:: Items ::
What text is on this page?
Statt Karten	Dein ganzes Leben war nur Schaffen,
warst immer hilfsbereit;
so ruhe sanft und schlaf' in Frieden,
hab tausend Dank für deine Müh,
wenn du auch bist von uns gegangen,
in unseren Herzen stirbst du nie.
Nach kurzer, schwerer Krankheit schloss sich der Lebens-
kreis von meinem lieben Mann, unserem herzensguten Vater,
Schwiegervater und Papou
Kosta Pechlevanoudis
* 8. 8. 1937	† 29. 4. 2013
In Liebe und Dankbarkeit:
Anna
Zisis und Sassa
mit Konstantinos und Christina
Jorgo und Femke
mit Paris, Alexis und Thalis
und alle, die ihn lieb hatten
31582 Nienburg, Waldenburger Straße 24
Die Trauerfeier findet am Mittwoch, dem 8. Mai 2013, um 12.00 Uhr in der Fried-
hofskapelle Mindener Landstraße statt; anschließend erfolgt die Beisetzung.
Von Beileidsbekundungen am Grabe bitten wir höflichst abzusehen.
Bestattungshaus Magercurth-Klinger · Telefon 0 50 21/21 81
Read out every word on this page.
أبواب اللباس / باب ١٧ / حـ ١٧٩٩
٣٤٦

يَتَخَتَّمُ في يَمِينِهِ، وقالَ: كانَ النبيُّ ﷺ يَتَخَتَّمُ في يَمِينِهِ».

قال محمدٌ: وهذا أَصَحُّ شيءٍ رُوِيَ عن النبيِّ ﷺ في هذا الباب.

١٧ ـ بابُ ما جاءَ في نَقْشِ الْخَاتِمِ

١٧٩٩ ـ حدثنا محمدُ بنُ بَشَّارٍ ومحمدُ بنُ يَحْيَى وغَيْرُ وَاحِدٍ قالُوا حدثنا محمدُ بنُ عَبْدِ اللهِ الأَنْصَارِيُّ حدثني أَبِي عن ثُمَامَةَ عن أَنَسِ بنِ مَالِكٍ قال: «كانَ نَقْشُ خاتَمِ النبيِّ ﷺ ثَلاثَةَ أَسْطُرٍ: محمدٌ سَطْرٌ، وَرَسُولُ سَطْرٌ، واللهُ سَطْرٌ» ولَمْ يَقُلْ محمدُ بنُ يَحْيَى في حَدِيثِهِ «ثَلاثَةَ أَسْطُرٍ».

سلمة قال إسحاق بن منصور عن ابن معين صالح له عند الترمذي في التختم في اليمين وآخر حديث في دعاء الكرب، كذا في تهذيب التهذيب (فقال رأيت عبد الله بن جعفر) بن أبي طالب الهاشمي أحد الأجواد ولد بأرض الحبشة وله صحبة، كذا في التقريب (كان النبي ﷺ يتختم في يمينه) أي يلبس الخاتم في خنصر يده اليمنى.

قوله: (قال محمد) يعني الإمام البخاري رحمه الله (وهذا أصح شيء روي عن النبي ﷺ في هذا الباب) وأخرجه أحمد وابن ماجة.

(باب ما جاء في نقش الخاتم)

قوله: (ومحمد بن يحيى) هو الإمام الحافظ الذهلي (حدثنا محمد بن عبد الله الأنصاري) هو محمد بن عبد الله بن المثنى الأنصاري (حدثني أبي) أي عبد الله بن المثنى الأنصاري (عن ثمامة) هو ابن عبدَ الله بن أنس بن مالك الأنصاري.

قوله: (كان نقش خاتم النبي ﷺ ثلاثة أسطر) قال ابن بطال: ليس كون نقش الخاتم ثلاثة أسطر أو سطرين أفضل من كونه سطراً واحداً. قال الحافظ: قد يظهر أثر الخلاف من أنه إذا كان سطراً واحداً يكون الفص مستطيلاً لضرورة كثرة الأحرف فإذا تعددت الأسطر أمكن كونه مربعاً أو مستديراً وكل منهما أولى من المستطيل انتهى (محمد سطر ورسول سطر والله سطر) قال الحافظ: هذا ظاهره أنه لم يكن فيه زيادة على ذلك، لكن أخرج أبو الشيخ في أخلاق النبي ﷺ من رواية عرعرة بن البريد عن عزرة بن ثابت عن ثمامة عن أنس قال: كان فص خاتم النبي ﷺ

:: Task directions ::
In the entries above, find each line with the word "وهذا" and copy it.

:: Answer in full ::
قال محمدٌ: وهذا أَصَحُّ شيءٍ رُوِيَ عن النبيِّ ﷺ في هذا الباب.
قوله: (قال محمد) يعني الإمام البخاري رحمه الله (وهذا أصح شيء روي عن النبي ﷺ في هذا الباب) وأخرجه أحمد وابن ماجة.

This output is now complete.